- [Extracted data entries]:
┄┄┄┄┄┄┄┄┄┄┄┄┄┄┄┄┄┄┄┄

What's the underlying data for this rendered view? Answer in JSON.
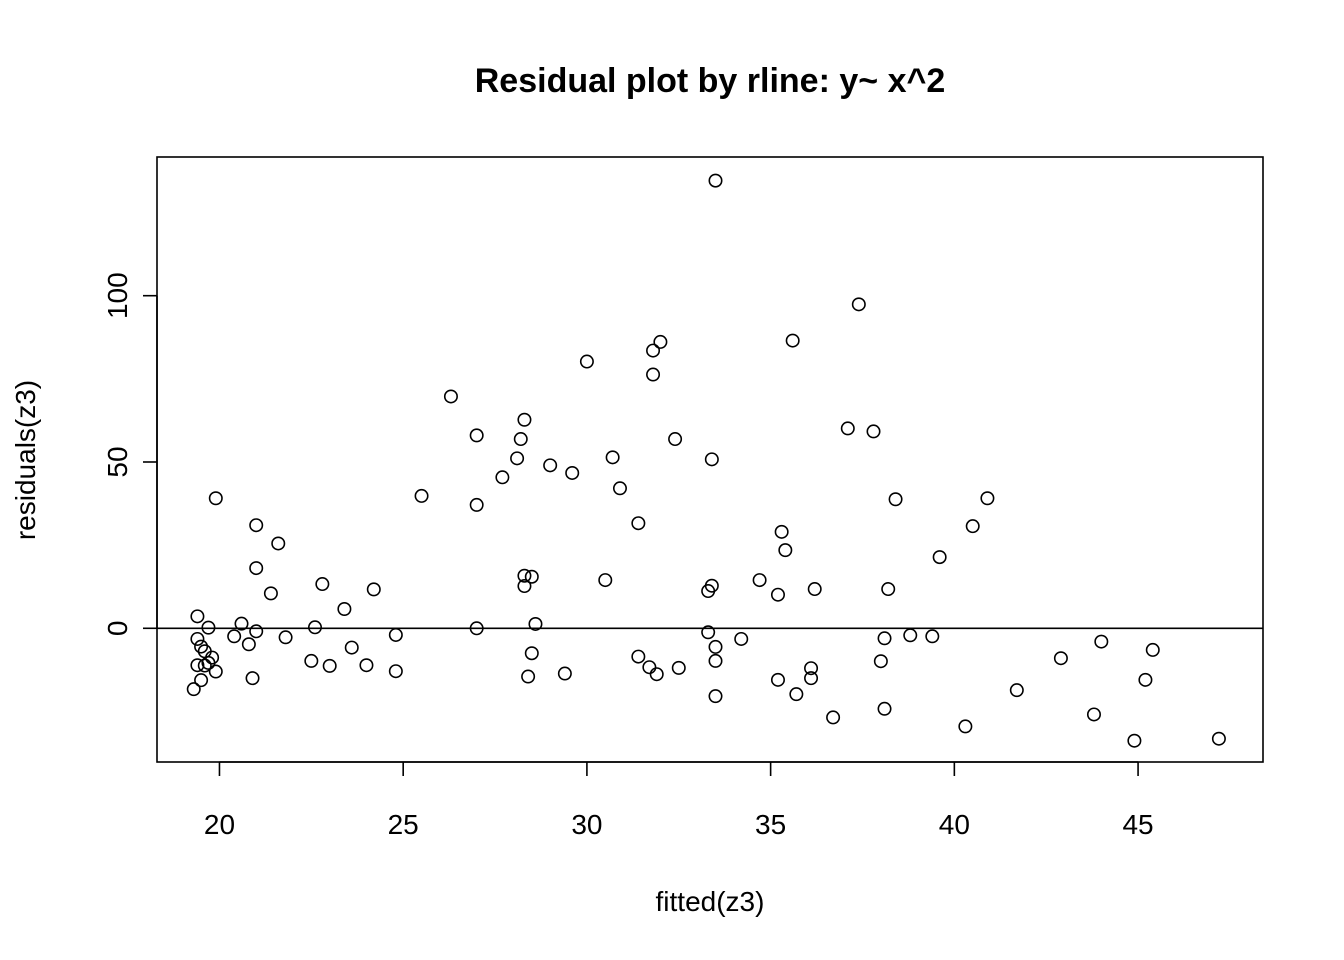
{
  "chart_data": {
    "type": "scatter",
    "title": "Residual plot by rline: y~ x^2",
    "xlabel": "fitted(z3)",
    "ylabel": "residuals(z3)",
    "xlim": [
      18.3,
      48.4
    ],
    "ylim": [
      -40.2,
      141.7
    ],
    "x_ticks": [
      20,
      25,
      30,
      35,
      40,
      45
    ],
    "y_ticks": [
      0,
      50,
      100
    ],
    "reference_line_y": 0,
    "grid": false,
    "legend": "none",
    "marker": "open-circle",
    "color": "#000000",
    "points": [
      [
        33.5,
        134.6
      ],
      [
        37.4,
        97.4
      ],
      [
        35.6,
        86.5
      ],
      [
        32.0,
        86.1
      ],
      [
        31.8,
        83.5
      ],
      [
        30.0,
        80.2
      ],
      [
        31.8,
        76.3
      ],
      [
        26.3,
        69.7
      ],
      [
        28.3,
        62.7
      ],
      [
        37.1,
        60.1
      ],
      [
        37.8,
        59.2
      ],
      [
        27.0,
        58.0
      ],
      [
        28.2,
        56.9
      ],
      [
        32.4,
        56.9
      ],
      [
        30.7,
        51.4
      ],
      [
        28.1,
        51.1
      ],
      [
        33.4,
        50.8
      ],
      [
        29.0,
        49.0
      ],
      [
        29.6,
        46.7
      ],
      [
        27.7,
        45.4
      ],
      [
        30.9,
        42.1
      ],
      [
        19.9,
        39.1
      ],
      [
        25.5,
        39.8
      ],
      [
        38.4,
        38.8
      ],
      [
        40.9,
        39.1
      ],
      [
        27.0,
        37.1
      ],
      [
        31.4,
        31.6
      ],
      [
        21.0,
        31.0
      ],
      [
        40.5,
        30.7
      ],
      [
        35.3,
        29.0
      ],
      [
        21.6,
        25.5
      ],
      [
        35.4,
        23.5
      ],
      [
        39.6,
        21.4
      ],
      [
        21.0,
        18.1
      ],
      [
        30.5,
        14.5
      ],
      [
        28.3,
        15.8
      ],
      [
        28.5,
        15.5
      ],
      [
        34.7,
        14.5
      ],
      [
        22.8,
        13.3
      ],
      [
        33.4,
        12.8
      ],
      [
        28.3,
        12.7
      ],
      [
        24.2,
        11.7
      ],
      [
        33.3,
        11.2
      ],
      [
        36.2,
        11.8
      ],
      [
        38.2,
        11.8
      ],
      [
        21.4,
        10.5
      ],
      [
        35.2,
        10.1
      ],
      [
        23.4,
        5.8
      ],
      [
        19.4,
        3.6
      ],
      [
        20.6,
        1.4
      ],
      [
        28.6,
        1.3
      ],
      [
        22.6,
        0.3
      ],
      [
        19.7,
        0.2
      ],
      [
        27.0,
        0.0
      ],
      [
        21.0,
        -0.9
      ],
      [
        33.3,
        -1.2
      ],
      [
        24.8,
        -2.0
      ],
      [
        20.4,
        -2.4
      ],
      [
        21.8,
        -2.7
      ],
      [
        38.8,
        -2.1
      ],
      [
        39.4,
        -2.4
      ],
      [
        38.1,
        -3.0
      ],
      [
        19.4,
        -3.2
      ],
      [
        34.2,
        -3.2
      ],
      [
        44.0,
        -4.0
      ],
      [
        20.8,
        -4.8
      ],
      [
        19.5,
        -5.5
      ],
      [
        33.5,
        -5.6
      ],
      [
        23.6,
        -5.8
      ],
      [
        45.4,
        -6.5
      ],
      [
        19.6,
        -6.9
      ],
      [
        28.5,
        -7.5
      ],
      [
        31.4,
        -8.5
      ],
      [
        19.8,
        -8.8
      ],
      [
        42.9,
        -9.0
      ],
      [
        22.5,
        -9.8
      ],
      [
        33.5,
        -9.8
      ],
      [
        38.0,
        -9.9
      ],
      [
        19.7,
        -10.4
      ],
      [
        19.4,
        -11.1
      ],
      [
        19.6,
        -11.2
      ],
      [
        23.0,
        -11.3
      ],
      [
        24.0,
        -11.1
      ],
      [
        31.7,
        -11.7
      ],
      [
        32.5,
        -11.9
      ],
      [
        36.1,
        -12.0
      ],
      [
        19.9,
        -13.0
      ],
      [
        24.8,
        -12.9
      ],
      [
        29.4,
        -13.6
      ],
      [
        31.9,
        -13.8
      ],
      [
        28.4,
        -14.5
      ],
      [
        20.9,
        -15.0
      ],
      [
        36.1,
        -15.0
      ],
      [
        35.2,
        -15.5
      ],
      [
        19.5,
        -15.6
      ],
      [
        45.2,
        -15.5
      ],
      [
        19.3,
        -18.3
      ],
      [
        41.7,
        -18.6
      ],
      [
        35.7,
        -19.8
      ],
      [
        33.5,
        -20.4
      ],
      [
        38.1,
        -24.2
      ],
      [
        43.8,
        -25.9
      ],
      [
        36.7,
        -26.8
      ],
      [
        40.3,
        -29.5
      ],
      [
        47.2,
        -33.2
      ],
      [
        44.9,
        -33.8
      ]
    ]
  }
}
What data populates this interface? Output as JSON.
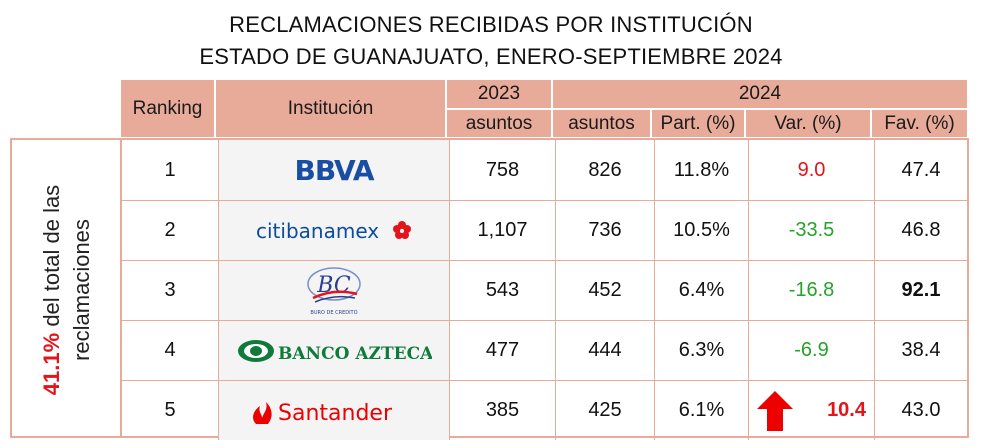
{
  "title": {
    "line1": "RECLAMACIONES RECIBIDAS POR INSTITUCIÓN",
    "line2": "ESTADO DE GUANAJUATO, ENERO-SEPTIEMBRE 2024"
  },
  "headers": {
    "ranking": "Ranking",
    "institucion": "Institución",
    "year_2023": "2023",
    "year_2024": "2024",
    "asuntos_2023": "asuntos",
    "asuntos_2024": "asuntos",
    "part": "Part. (%)",
    "var": "Var. (%)",
    "fav": "Fav. (%)"
  },
  "side_note": {
    "percent": "41.1%",
    "rest_line1": " del total de las",
    "line2": "reclamaciones"
  },
  "colors": {
    "header_bg": "#e8ab99",
    "positive_var": "#e5141a",
    "negative_var": "#27a22a"
  },
  "rows": [
    {
      "rank": "1",
      "institution": "BBVA",
      "logo_text": "BBVA",
      "asuntos_2023": "758",
      "asuntos_2024": "826",
      "part": "11.8%",
      "var": "9.0",
      "var_sign": "pos",
      "fav": "47.4",
      "fav_bold": false
    },
    {
      "rank": "2",
      "institution": "Citibanamex",
      "logo_text": "citibanamex",
      "asuntos_2023": "1,107",
      "asuntos_2024": "736",
      "part": "10.5%",
      "var": "-33.5",
      "var_sign": "neg",
      "fav": "46.8",
      "fav_bold": false
    },
    {
      "rank": "3",
      "institution": "Buró de Crédito",
      "logo_text": "BURO DE CREDITO",
      "asuntos_2023": "543",
      "asuntos_2024": "452",
      "part": "6.4%",
      "var": "-16.8",
      "var_sign": "neg",
      "fav": "92.1",
      "fav_bold": true
    },
    {
      "rank": "4",
      "institution": "Banco Azteca",
      "logo_text": "BANCO AZTECA",
      "asuntos_2023": "477",
      "asuntos_2024": "444",
      "part": "6.3%",
      "var": "-6.9",
      "var_sign": "neg",
      "fav": "38.4",
      "fav_bold": false
    },
    {
      "rank": "5",
      "institution": "Santander",
      "logo_text": "Santander",
      "asuntos_2023": "385",
      "asuntos_2024": "425",
      "part": "6.1%",
      "var": "10.4",
      "var_sign": "pos",
      "var_arrow": "up-arrow-icon",
      "fav": "43.0",
      "fav_bold": false
    }
  ]
}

┄┄┄┄┄┄┄┄┄┄┄┄┄┄┄┄┄┄┄┄

- [What you have to do]: Leave the pictures out, and transcribe each of the records exactly.

- [Solution]:
What's the underlying data for this rendered view? Answer in JSON.
{
  "chart_data": {
    "type": "scatter",
    "title": "Residual plot by rline: y~ x^2",
    "xlabel": "fitted(z3)",
    "ylabel": "residuals(z3)",
    "xlim": [
      18.3,
      48.4
    ],
    "ylim": [
      -40.2,
      141.7
    ],
    "x_ticks": [
      20,
      25,
      30,
      35,
      40,
      45
    ],
    "y_ticks": [
      0,
      50,
      100
    ],
    "reference_line_y": 0,
    "grid": false,
    "legend": "none",
    "marker": "open-circle",
    "color": "#000000",
    "points": [
      [
        33.5,
        134.6
      ],
      [
        37.4,
        97.4
      ],
      [
        35.6,
        86.5
      ],
      [
        32.0,
        86.1
      ],
      [
        31.8,
        83.5
      ],
      [
        30.0,
        80.2
      ],
      [
        31.8,
        76.3
      ],
      [
        26.3,
        69.7
      ],
      [
        28.3,
        62.7
      ],
      [
        37.1,
        60.1
      ],
      [
        37.8,
        59.2
      ],
      [
        27.0,
        58.0
      ],
      [
        28.2,
        56.9
      ],
      [
        32.4,
        56.9
      ],
      [
        30.7,
        51.4
      ],
      [
        28.1,
        51.1
      ],
      [
        33.4,
        50.8
      ],
      [
        29.0,
        49.0
      ],
      [
        29.6,
        46.7
      ],
      [
        27.7,
        45.4
      ],
      [
        30.9,
        42.1
      ],
      [
        19.9,
        39.1
      ],
      [
        25.5,
        39.8
      ],
      [
        38.4,
        38.8
      ],
      [
        40.9,
        39.1
      ],
      [
        27.0,
        37.1
      ],
      [
        31.4,
        31.6
      ],
      [
        21.0,
        31.0
      ],
      [
        40.5,
        30.7
      ],
      [
        35.3,
        29.0
      ],
      [
        21.6,
        25.5
      ],
      [
        35.4,
        23.5
      ],
      [
        39.6,
        21.4
      ],
      [
        21.0,
        18.1
      ],
      [
        30.5,
        14.5
      ],
      [
        28.3,
        15.8
      ],
      [
        28.5,
        15.5
      ],
      [
        34.7,
        14.5
      ],
      [
        22.8,
        13.3
      ],
      [
        33.4,
        12.8
      ],
      [
        28.3,
        12.7
      ],
      [
        24.2,
        11.7
      ],
      [
        33.3,
        11.2
      ],
      [
        36.2,
        11.8
      ],
      [
        38.2,
        11.8
      ],
      [
        21.4,
        10.5
      ],
      [
        35.2,
        10.1
      ],
      [
        23.4,
        5.8
      ],
      [
        19.4,
        3.6
      ],
      [
        20.6,
        1.4
      ],
      [
        28.6,
        1.3
      ],
      [
        22.6,
        0.3
      ],
      [
        19.7,
        0.2
      ],
      [
        27.0,
        0.0
      ],
      [
        21.0,
        -0.9
      ],
      [
        33.3,
        -1.2
      ],
      [
        24.8,
        -2.0
      ],
      [
        20.4,
        -2.4
      ],
      [
        21.8,
        -2.7
      ],
      [
        38.8,
        -2.1
      ],
      [
        39.4,
        -2.4
      ],
      [
        38.1,
        -3.0
      ],
      [
        19.4,
        -3.2
      ],
      [
        34.2,
        -3.2
      ],
      [
        44.0,
        -4.0
      ],
      [
        20.8,
        -4.8
      ],
      [
        19.5,
        -5.5
      ],
      [
        33.5,
        -5.6
      ],
      [
        23.6,
        -5.8
      ],
      [
        45.4,
        -6.5
      ],
      [
        19.6,
        -6.9
      ],
      [
        28.5,
        -7.5
      ],
      [
        31.4,
        -8.5
      ],
      [
        19.8,
        -8.8
      ],
      [
        42.9,
        -9.0
      ],
      [
        22.5,
        -9.8
      ],
      [
        33.5,
        -9.8
      ],
      [
        38.0,
        -9.9
      ],
      [
        19.7,
        -10.4
      ],
      [
        19.4,
        -11.1
      ],
      [
        19.6,
        -11.2
      ],
      [
        23.0,
        -11.3
      ],
      [
        24.0,
        -11.1
      ],
      [
        31.7,
        -11.7
      ],
      [
        32.5,
        -11.9
      ],
      [
        36.1,
        -12.0
      ],
      [
        19.9,
        -13.0
      ],
      [
        24.8,
        -12.9
      ],
      [
        29.4,
        -13.6
      ],
      [
        31.9,
        -13.8
      ],
      [
        28.4,
        -14.5
      ],
      [
        20.9,
        -15.0
      ],
      [
        36.1,
        -15.0
      ],
      [
        35.2,
        -15.5
      ],
      [
        19.5,
        -15.6
      ],
      [
        45.2,
        -15.5
      ],
      [
        19.3,
        -18.3
      ],
      [
        41.7,
        -18.6
      ],
      [
        35.7,
        -19.8
      ],
      [
        33.5,
        -20.4
      ],
      [
        38.1,
        -24.2
      ],
      [
        43.8,
        -25.9
      ],
      [
        36.7,
        -26.8
      ],
      [
        40.3,
        -29.5
      ],
      [
        47.2,
        -33.2
      ],
      [
        44.9,
        -33.8
      ]
    ]
  }
}
What data populates this interface? Output as JSON.
{
  "title": {
    "line1": "RECLAMACIONES RECIBIDAS POR INSTITUCIÓN",
    "line2": "ESTADO DE GUANAJUATO, ENERO-SEPTIEMBRE 2024"
  },
  "headers": {
    "ranking": "Ranking",
    "institucion": "Institución",
    "year_2023": "2023",
    "year_2024": "2024",
    "asuntos_2023": "asuntos",
    "asuntos_2024": "asuntos",
    "part": "Part. (%)",
    "var": "Var. (%)",
    "fav": "Fav. (%)"
  },
  "side_note": {
    "percent": "41.1%",
    "rest_line1": " del total de las",
    "line2": "reclamaciones"
  },
  "colors": {
    "header_bg": "#e8ab99",
    "positive_var": "#e5141a",
    "negative_var": "#27a22a"
  },
  "rows": [
    {
      "rank": "1",
      "institution": "BBVA",
      "logo_text": "BBVA",
      "asuntos_2023": "758",
      "asuntos_2024": "826",
      "part": "11.8%",
      "var": "9.0",
      "var_sign": "pos",
      "fav": "47.4",
      "fav_bold": false
    },
    {
      "rank": "2",
      "institution": "Citibanamex",
      "logo_text": "citibanamex",
      "asuntos_2023": "1,107",
      "asuntos_2024": "736",
      "part": "10.5%",
      "var": "-33.5",
      "var_sign": "neg",
      "fav": "46.8",
      "fav_bold": false
    },
    {
      "rank": "3",
      "institution": "Buró de Crédito",
      "logo_text": "BURO DE CREDITO",
      "asuntos_2023": "543",
      "asuntos_2024": "452",
      "part": "6.4%",
      "var": "-16.8",
      "var_sign": "neg",
      "fav": "92.1",
      "fav_bold": true
    },
    {
      "rank": "4",
      "institution": "Banco Azteca",
      "logo_text": "BANCO AZTECA",
      "asuntos_2023": "477",
      "asuntos_2024": "444",
      "part": "6.3%",
      "var": "-6.9",
      "var_sign": "neg",
      "fav": "38.4",
      "fav_bold": false
    },
    {
      "rank": "5",
      "institution": "Santander",
      "logo_text": "Santander",
      "asuntos_2023": "385",
      "asuntos_2024": "425",
      "part": "6.1%",
      "var": "10.4",
      "var_sign": "pos",
      "var_arrow": "up-arrow-icon",
      "fav": "43.0",
      "fav_bold": false
    }
  ]
}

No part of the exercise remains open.